-- Written instruction --
Print all the data, keeping every line exactly as it is.

-- Given records --
---

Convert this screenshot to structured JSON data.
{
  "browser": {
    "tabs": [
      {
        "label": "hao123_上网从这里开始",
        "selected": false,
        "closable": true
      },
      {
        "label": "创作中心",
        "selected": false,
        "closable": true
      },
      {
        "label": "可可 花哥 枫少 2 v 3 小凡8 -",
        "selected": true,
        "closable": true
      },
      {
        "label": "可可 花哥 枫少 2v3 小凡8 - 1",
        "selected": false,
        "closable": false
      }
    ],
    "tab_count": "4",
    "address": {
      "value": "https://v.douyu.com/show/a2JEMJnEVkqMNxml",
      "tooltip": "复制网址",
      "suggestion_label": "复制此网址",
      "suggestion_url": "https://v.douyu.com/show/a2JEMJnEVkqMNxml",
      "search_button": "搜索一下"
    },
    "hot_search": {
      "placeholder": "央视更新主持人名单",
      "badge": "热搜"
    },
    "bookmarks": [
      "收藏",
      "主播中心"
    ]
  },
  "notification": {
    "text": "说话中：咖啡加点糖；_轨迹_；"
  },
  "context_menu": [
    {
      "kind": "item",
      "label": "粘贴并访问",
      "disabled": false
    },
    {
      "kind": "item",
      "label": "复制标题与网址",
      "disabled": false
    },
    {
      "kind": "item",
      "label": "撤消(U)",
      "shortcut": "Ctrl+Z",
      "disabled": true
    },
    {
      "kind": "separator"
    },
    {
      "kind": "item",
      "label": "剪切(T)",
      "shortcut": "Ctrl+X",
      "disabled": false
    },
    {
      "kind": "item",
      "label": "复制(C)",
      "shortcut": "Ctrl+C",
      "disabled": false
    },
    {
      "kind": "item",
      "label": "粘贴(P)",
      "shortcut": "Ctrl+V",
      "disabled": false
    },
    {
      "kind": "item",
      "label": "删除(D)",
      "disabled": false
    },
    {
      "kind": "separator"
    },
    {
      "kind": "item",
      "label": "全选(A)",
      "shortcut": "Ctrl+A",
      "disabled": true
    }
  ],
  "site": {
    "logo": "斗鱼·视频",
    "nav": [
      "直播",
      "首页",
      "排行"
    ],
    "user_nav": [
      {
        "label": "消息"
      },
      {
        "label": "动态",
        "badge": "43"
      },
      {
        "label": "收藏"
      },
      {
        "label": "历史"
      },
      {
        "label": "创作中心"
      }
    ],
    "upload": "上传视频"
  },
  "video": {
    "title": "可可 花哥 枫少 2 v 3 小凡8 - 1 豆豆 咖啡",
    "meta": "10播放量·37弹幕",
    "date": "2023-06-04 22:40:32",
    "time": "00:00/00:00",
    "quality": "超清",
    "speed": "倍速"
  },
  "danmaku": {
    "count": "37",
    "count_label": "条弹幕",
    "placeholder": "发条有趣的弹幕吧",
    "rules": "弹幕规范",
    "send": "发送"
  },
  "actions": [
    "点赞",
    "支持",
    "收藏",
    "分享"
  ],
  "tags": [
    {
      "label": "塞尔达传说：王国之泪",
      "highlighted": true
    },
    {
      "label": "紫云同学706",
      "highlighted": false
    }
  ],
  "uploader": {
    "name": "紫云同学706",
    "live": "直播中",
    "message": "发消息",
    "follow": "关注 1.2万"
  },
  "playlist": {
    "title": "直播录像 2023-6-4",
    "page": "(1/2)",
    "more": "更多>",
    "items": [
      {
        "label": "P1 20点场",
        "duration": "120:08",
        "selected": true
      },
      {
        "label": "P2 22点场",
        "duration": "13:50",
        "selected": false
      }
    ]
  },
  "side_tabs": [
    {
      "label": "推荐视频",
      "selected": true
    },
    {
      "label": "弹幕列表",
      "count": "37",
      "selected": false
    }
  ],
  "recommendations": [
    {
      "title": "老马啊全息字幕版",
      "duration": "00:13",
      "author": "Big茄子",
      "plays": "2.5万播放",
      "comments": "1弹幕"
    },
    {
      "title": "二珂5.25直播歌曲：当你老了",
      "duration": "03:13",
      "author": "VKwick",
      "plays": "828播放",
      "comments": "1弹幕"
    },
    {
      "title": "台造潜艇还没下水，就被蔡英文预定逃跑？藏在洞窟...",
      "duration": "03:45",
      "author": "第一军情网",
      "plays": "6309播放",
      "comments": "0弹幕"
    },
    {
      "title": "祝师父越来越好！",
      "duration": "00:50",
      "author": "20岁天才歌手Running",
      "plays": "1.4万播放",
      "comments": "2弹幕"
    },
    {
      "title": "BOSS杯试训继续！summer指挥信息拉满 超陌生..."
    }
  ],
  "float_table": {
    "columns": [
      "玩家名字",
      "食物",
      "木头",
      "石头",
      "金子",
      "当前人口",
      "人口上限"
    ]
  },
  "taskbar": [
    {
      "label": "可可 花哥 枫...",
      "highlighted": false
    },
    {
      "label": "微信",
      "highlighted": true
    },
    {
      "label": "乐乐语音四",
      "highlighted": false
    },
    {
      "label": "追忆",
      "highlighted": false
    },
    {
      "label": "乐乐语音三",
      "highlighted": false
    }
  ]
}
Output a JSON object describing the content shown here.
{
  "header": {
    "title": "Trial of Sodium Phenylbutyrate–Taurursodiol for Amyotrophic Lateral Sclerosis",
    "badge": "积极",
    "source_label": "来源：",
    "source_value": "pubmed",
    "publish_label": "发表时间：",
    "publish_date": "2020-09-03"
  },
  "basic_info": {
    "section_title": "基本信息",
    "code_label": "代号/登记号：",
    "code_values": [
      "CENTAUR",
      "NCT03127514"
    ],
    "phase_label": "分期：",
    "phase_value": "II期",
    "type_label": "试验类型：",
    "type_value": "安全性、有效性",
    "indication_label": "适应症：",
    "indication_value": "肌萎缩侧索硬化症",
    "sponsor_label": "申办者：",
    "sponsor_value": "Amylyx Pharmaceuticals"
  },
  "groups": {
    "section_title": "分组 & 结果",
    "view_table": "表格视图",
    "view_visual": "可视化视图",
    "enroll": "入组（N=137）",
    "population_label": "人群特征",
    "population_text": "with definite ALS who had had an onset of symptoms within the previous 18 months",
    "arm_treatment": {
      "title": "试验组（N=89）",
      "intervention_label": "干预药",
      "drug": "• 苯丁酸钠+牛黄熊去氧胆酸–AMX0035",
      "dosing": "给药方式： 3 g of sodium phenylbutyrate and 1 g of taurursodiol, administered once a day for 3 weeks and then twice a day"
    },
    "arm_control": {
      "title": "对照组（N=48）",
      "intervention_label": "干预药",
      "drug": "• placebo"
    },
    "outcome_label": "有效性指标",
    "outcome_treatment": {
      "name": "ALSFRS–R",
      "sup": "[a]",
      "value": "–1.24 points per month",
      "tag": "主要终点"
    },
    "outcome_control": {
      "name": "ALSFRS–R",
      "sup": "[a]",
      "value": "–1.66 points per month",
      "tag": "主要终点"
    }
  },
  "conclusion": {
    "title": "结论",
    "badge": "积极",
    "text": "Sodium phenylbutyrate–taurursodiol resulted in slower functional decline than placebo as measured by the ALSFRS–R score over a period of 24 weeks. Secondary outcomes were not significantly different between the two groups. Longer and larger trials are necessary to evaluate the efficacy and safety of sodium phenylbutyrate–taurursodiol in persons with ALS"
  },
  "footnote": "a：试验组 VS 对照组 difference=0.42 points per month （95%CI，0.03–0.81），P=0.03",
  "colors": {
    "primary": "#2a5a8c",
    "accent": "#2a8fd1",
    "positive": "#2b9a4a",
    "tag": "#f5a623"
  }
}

---

-- Exercise solution --
Convert this screenshot to structured JSON data.
{
  "browser": {
    "tabs": [
      {
        "label": "hao123_上网从这里开始",
        "selected": false,
        "closable": true
      },
      {
        "label": "创作中心",
        "selected": false,
        "closable": true
      },
      {
        "label": "可可 花哥 枫少 2 v 3 小凡8 -",
        "selected": true,
        "closable": true
      },
      {
        "label": "可可 花哥 枫少 2v3 小凡8 - 1",
        "selected": false,
        "closable": false
      }
    ],
    "tab_count": "4",
    "address": {
      "value": "https://v.douyu.com/show/a2JEMJnEVkqMNxml",
      "tooltip": "复制网址",
      "suggestion_label": "复制此网址",
      "suggestion_url": "https://v.douyu.com/show/a2JEMJnEVkqMNxml",
      "search_button": "搜索一下"
    },
    "hot_search": {
      "placeholder": "央视更新主持人名单",
      "badge": "热搜"
    },
    "bookmarks": [
      "收藏",
      "主播中心"
    ]
  },
  "notification": {
    "text": "说话中：咖啡加点糖；_轨迹_；"
  },
  "context_menu": [
    {
      "kind": "item",
      "label": "粘贴并访问",
      "disabled": false
    },
    {
      "kind": "item",
      "label": "复制标题与网址",
      "disabled": false
    },
    {
      "kind": "item",
      "label": "撤消(U)",
      "shortcut": "Ctrl+Z",
      "disabled": true
    },
    {
      "kind": "separator"
    },
    {
      "kind": "item",
      "label": "剪切(T)",
      "shortcut": "Ctrl+X",
      "disabled": false
    },
    {
      "kind": "item",
      "label": "复制(C)",
      "shortcut": "Ctrl+C",
      "disabled": false
    },
    {
      "kind": "item",
      "label": "粘贴(P)",
      "shortcut": "Ctrl+V",
      "disabled": false
    },
    {
      "kind": "item",
      "label": "删除(D)",
      "disabled": false
    },
    {
      "kind": "separator"
    },
    {
      "kind": "item",
      "label": "全选(A)",
      "shortcut": "Ctrl+A",
      "disabled": true
    }
  ],
  "site": {
    "logo": "斗鱼·视频",
    "nav": [
      "直播",
      "首页",
      "排行"
    ],
    "user_nav": [
      {
        "label": "消息"
      },
      {
        "label": "动态",
        "badge": "43"
      },
      {
        "label": "收藏"
      },
      {
        "label": "历史"
      },
      {
        "label": "创作中心"
      }
    ],
    "upload": "上传视频"
  },
  "video": {
    "title": "可可 花哥 枫少 2 v 3 小凡8 - 1 豆豆 咖啡",
    "meta": "10播放量·37弹幕",
    "date": "2023-06-04 22:40:32",
    "time": "00:00/00:00",
    "quality": "超清",
    "speed": "倍速"
  },
  "danmaku": {
    "count": "37",
    "count_label": "条弹幕",
    "placeholder": "发条有趣的弹幕吧",
    "rules": "弹幕规范",
    "send": "发送"
  },
  "actions": [
    "点赞",
    "支持",
    "收藏",
    "分享"
  ],
  "tags": [
    {
      "label": "塞尔达传说：王国之泪",
      "highlighted": true
    },
    {
      "label": "紫云同学706",
      "highlighted": false
    }
  ],
  "uploader": {
    "name": "紫云同学706",
    "live": "直播中",
    "message": "发消息",
    "follow": "关注 1.2万"
  },
  "playlist": {
    "title": "直播录像 2023-6-4",
    "page": "(1/2)",
    "more": "更多>",
    "items": [
      {
        "label": "P1 20点场",
        "duration": "120:08",
        "selected": true
      },
      {
        "label": "P2 22点场",
        "duration": "13:50",
        "selected": false
      }
    ]
  },
  "side_tabs": [
    {
      "label": "推荐视频",
      "selected": true
    },
    {
      "label": "弹幕列表",
      "count": "37",
      "selected": false
    }
  ],
  "recommendations": [
    {
      "title": "老马啊全息字幕版",
      "duration": "00:13",
      "author": "Big茄子",
      "plays": "2.5万播放",
      "comments": "1弹幕"
    },
    {
      "title": "二珂5.25直播歌曲：当你老了",
      "duration": "03:13",
      "author": "VKwick",
      "plays": "828播放",
      "comments": "1弹幕"
    },
    {
      "title": "台造潜艇还没下水，就被蔡英文预定逃跑？藏在洞窟...",
      "duration": "03:45",
      "author": "第一军情网",
      "plays": "6309播放",
      "comments": "0弹幕"
    },
    {
      "title": "祝师父越来越好！",
      "duration": "00:50",
      "author": "20岁天才歌手Running",
      "plays": "1.4万播放",
      "comments": "2弹幕"
    },
    {
      "title": "BOSS杯试训继续！summer指挥信息拉满 超陌生..."
    }
  ],
  "float_table": {
    "columns": [
      "玩家名字",
      "食物",
      "木头",
      "石头",
      "金子",
      "当前人口",
      "人口上限"
    ]
  },
  "taskbar": [
    {
      "label": "可可 花哥 枫...",
      "highlighted": false
    },
    {
      "label": "微信",
      "highlighted": true
    },
    {
      "label": "乐乐语音四",
      "highlighted": false
    },
    {
      "label": "追忆",
      "highlighted": false
    },
    {
      "label": "乐乐语音三",
      "highlighted": false
    }
  ]
}
Output a JSON object describing the content shown here.
{
  "header": {
    "title": "Trial of Sodium Phenylbutyrate–Taurursodiol for Amyotrophic Lateral Sclerosis",
    "badge": "积极",
    "source_label": "来源：",
    "source_value": "pubmed",
    "publish_label": "发表时间：",
    "publish_date": "2020-09-03"
  },
  "basic_info": {
    "section_title": "基本信息",
    "code_label": "代号/登记号：",
    "code_values": [
      "CENTAUR",
      "NCT03127514"
    ],
    "phase_label": "分期：",
    "phase_value": "II期",
    "type_label": "试验类型：",
    "type_value": "安全性、有效性",
    "indication_label": "适应症：",
    "indication_value": "肌萎缩侧索硬化症",
    "sponsor_label": "申办者：",
    "sponsor_value": "Amylyx Pharmaceuticals"
  },
  "groups": {
    "section_title": "分组 & 结果",
    "view_table": "表格视图",
    "view_visual": "可视化视图",
    "enroll": "入组（N=137）",
    "population_label": "人群特征",
    "population_text": "with definite ALS who had had an onset of symptoms within the previous 18 months",
    "arm_treatment": {
      "title": "试验组（N=89）",
      "intervention_label": "干预药",
      "drug": "• 苯丁酸钠+牛黄熊去氧胆酸–AMX0035",
      "dosing": "给药方式： 3 g of sodium phenylbutyrate and 1 g of taurursodiol, administered once a day for 3 weeks and then twice a day"
    },
    "arm_control": {
      "title": "对照组（N=48）",
      "intervention_label": "干预药",
      "drug": "• placebo"
    },
    "outcome_label": "有效性指标",
    "outcome_treatment": {
      "name": "ALSFRS–R",
      "sup": "[a]",
      "value": "–1.24 points per month",
      "tag": "主要终点"
    },
    "outcome_control": {
      "name": "ALSFRS–R",
      "sup": "[a]",
      "value": "–1.66 points per month",
      "tag": "主要终点"
    }
  },
  "conclusion": {
    "title": "结论",
    "badge": "积极",
    "text": "Sodium phenylbutyrate–taurursodiol resulted in slower functional decline than placebo as measured by the ALSFRS–R score over a period of 24 weeks. Secondary outcomes were not significantly different between the two groups. Longer and larger trials are necessary to evaluate the efficacy and safety of sodium phenylbutyrate–taurursodiol in persons with ALS"
  },
  "footnote": "a：试验组 VS 对照组 difference=0.42 points per month （95%CI，0.03–0.81），P=0.03",
  "colors": {
    "primary": "#2a5a8c",
    "accent": "#2a8fd1",
    "positive": "#2b9a4a",
    "tag": "#f5a623"
  }
}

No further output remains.